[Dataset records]
-*-
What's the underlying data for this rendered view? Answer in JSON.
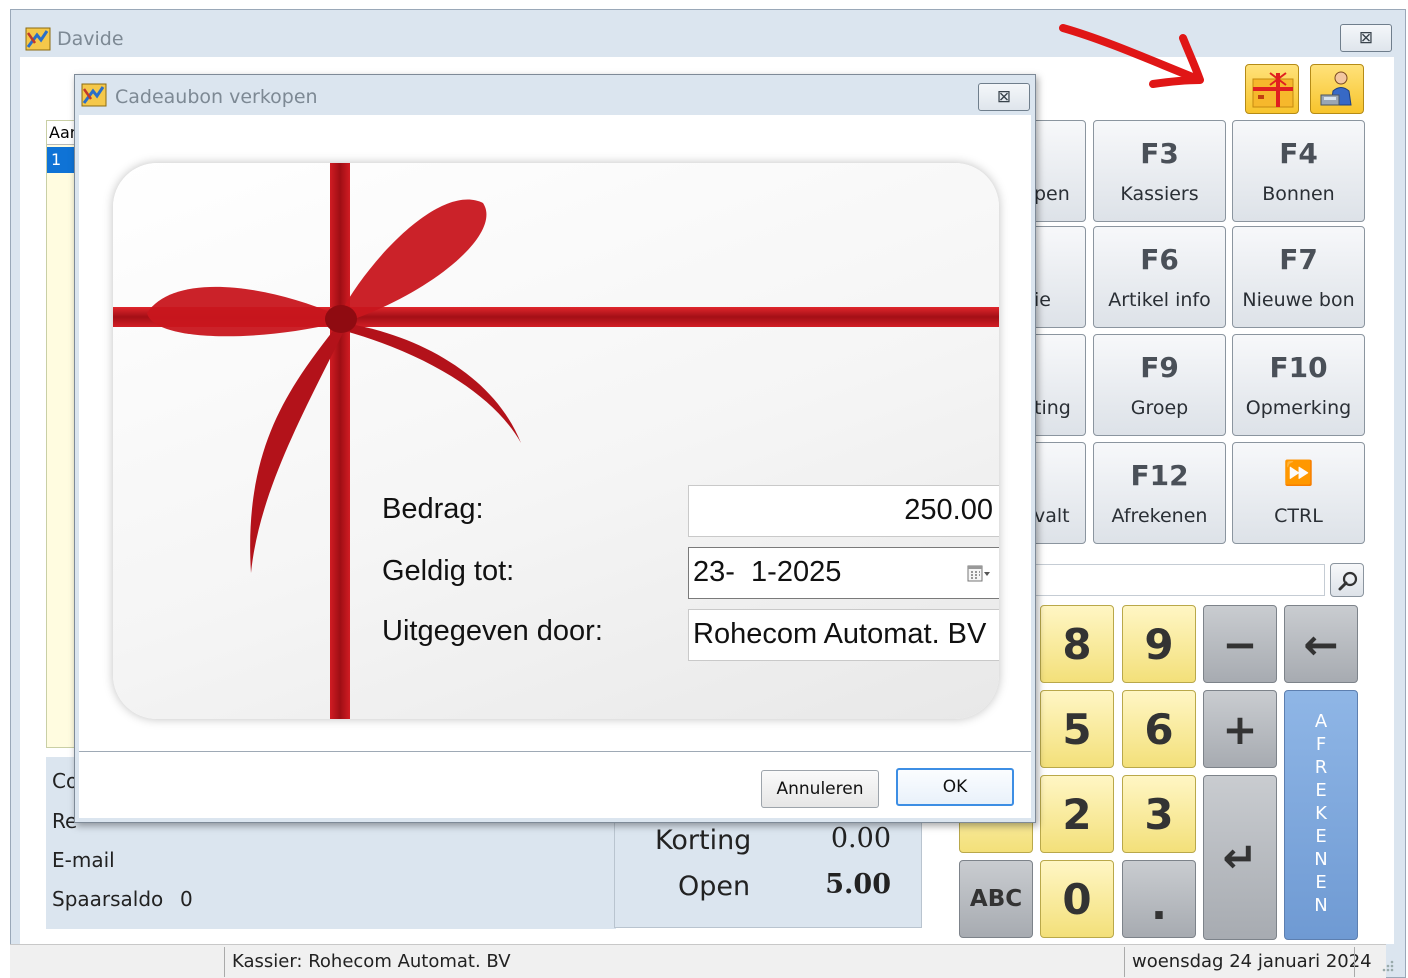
{
  "main_window": {
    "title": "Davide",
    "close_glyph": "⊠"
  },
  "list": {
    "header": "Aantal",
    "selected_value": "1"
  },
  "customer": {
    "company_label": "Co",
    "relation_label": "Re",
    "email_label": "E-mail",
    "savings_label": "Spaarsaldo",
    "savings_value": "0"
  },
  "totals": {
    "discount_label": "Korting",
    "discount_value": "0.00",
    "open_label": "Open",
    "open_value": "5.00"
  },
  "status": {
    "cashier": "Kassier: Rohecom Automat. BV",
    "date": "woensdag 24 januari 2024"
  },
  "function_keys": {
    "row1": [
      {
        "key": "",
        "label": "pen"
      },
      {
        "key": "F3",
        "label": "Kassiers"
      },
      {
        "key": "F4",
        "label": "Bonnen"
      }
    ],
    "row2": [
      {
        "key": "",
        "label": "ie"
      },
      {
        "key": "F6",
        "label": "Artikel info"
      },
      {
        "key": "F7",
        "label": "Nieuwe bon"
      }
    ],
    "row3": [
      {
        "key": "",
        "label": "ting"
      },
      {
        "key": "F9",
        "label": "Groep"
      },
      {
        "key": "F10",
        "label": "Opmerking"
      }
    ],
    "row4": [
      {
        "key": "",
        "label": "valt"
      },
      {
        "key": "F12",
        "label": "Afrekenen"
      },
      {
        "key": "⏩",
        "label": "CTRL"
      }
    ]
  },
  "toolbar_icons": [
    "gift-card-icon",
    "cashier-person-icon"
  ],
  "numpad": {
    "k8": "8",
    "k9": "9",
    "minus": "−",
    "backspace": "←",
    "k5": "5",
    "k6": "6",
    "plus": "+",
    "k2": "2",
    "k3": "3",
    "enter": "↵",
    "abc": "ABC",
    "k0": "0",
    "dot": ".",
    "afrekenen_letters": [
      "A",
      "F",
      "R",
      "E",
      "K",
      "E",
      "N",
      "E",
      "N"
    ]
  },
  "colors": {
    "afrekenen": "#7aa4db",
    "ribbon": "#c0141d",
    "key_yellow": "#f6e690"
  },
  "dialog": {
    "title": "Cadeaubon verkopen",
    "close_glyph": "⊠",
    "amount_label": "Bedrag:",
    "amount_value": "250.00",
    "valid_label": "Geldig tot:",
    "valid_value": "23-  1-2025",
    "issued_label": "Uitgegeven door:",
    "issued_value": "Rohecom Automat. BV",
    "cancel_label": "Annuleren",
    "ok_label": "OK"
  }
}
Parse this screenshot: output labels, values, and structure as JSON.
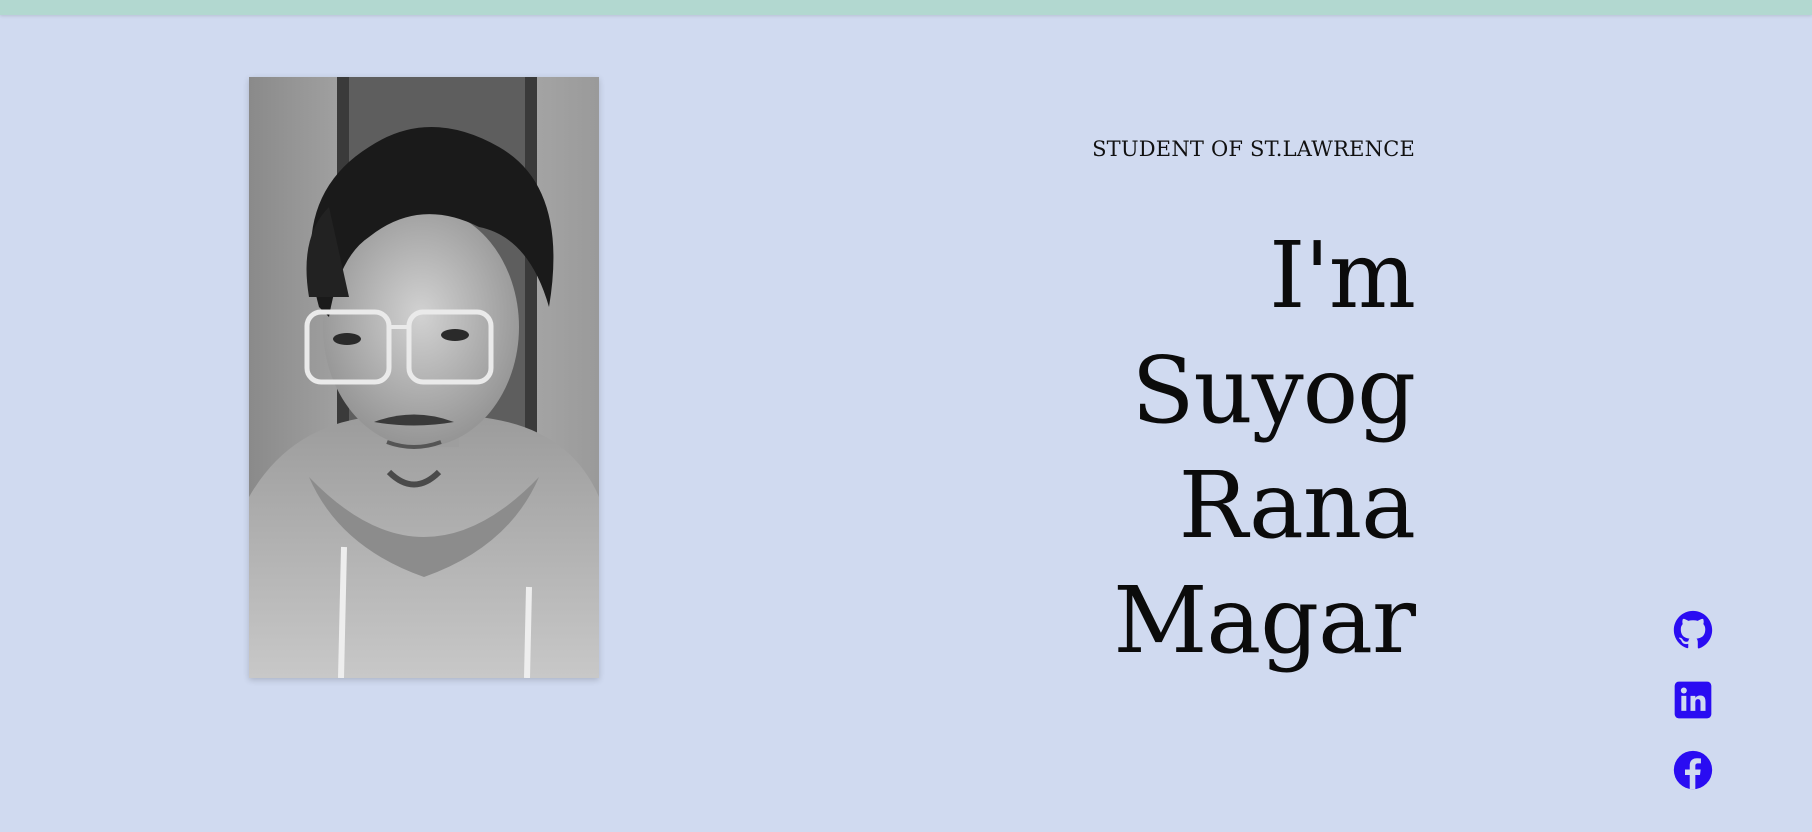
-*-
▸ Exercise description
Return all the entries word for word, but omit any pictures they contain.

▸ Task output
What's the underlying data for this rendered view? Answer in JSON.
{
  "main_window": {
    "title": "Davide",
    "close_glyph": "⊠"
  },
  "list": {
    "header": "Aantal",
    "selected_value": "1"
  },
  "customer": {
    "company_label": "Co",
    "relation_label": "Re",
    "email_label": "E-mail",
    "savings_label": "Spaarsaldo",
    "savings_value": "0"
  },
  "totals": {
    "discount_label": "Korting",
    "discount_value": "0.00",
    "open_label": "Open",
    "open_value": "5.00"
  },
  "status": {
    "cashier": "Kassier: Rohecom Automat. BV",
    "date": "woensdag 24 januari 2024"
  },
  "function_keys": {
    "row1": [
      {
        "key": "",
        "label": "pen"
      },
      {
        "key": "F3",
        "label": "Kassiers"
      },
      {
        "key": "F4",
        "label": "Bonnen"
      }
    ],
    "row2": [
      {
        "key": "",
        "label": "ie"
      },
      {
        "key": "F6",
        "label": "Artikel info"
      },
      {
        "key": "F7",
        "label": "Nieuwe bon"
      }
    ],
    "row3": [
      {
        "key": "",
        "label": "ting"
      },
      {
        "key": "F9",
        "label": "Groep"
      },
      {
        "key": "F10",
        "label": "Opmerking"
      }
    ],
    "row4": [
      {
        "key": "",
        "label": "valt"
      },
      {
        "key": "F12",
        "label": "Afrekenen"
      },
      {
        "key": "⏩",
        "label": "CTRL"
      }
    ]
  },
  "toolbar_icons": [
    "gift-card-icon",
    "cashier-person-icon"
  ],
  "numpad": {
    "k8": "8",
    "k9": "9",
    "minus": "−",
    "backspace": "←",
    "k5": "5",
    "k6": "6",
    "plus": "+",
    "k2": "2",
    "k3": "3",
    "enter": "↵",
    "abc": "ABC",
    "k0": "0",
    "dot": ".",
    "afrekenen_letters": [
      "A",
      "F",
      "R",
      "E",
      "K",
      "E",
      "N",
      "E",
      "N"
    ]
  },
  "colors": {
    "afrekenen": "#7aa4db",
    "ribbon": "#c0141d",
    "key_yellow": "#f6e690"
  },
  "dialog": {
    "title": "Cadeaubon verkopen",
    "close_glyph": "⊠",
    "amount_label": "Bedrag:",
    "amount_value": "250.00",
    "valid_label": "Geldig tot:",
    "valid_value": "23-  1-2025",
    "issued_label": "Uitgegeven door:",
    "issued_value": "Rohecom Automat. BV",
    "cancel_label": "Annuleren",
    "ok_label": "OK"
  }
}
Parse this screenshot: output labels, values, and structure as JSON.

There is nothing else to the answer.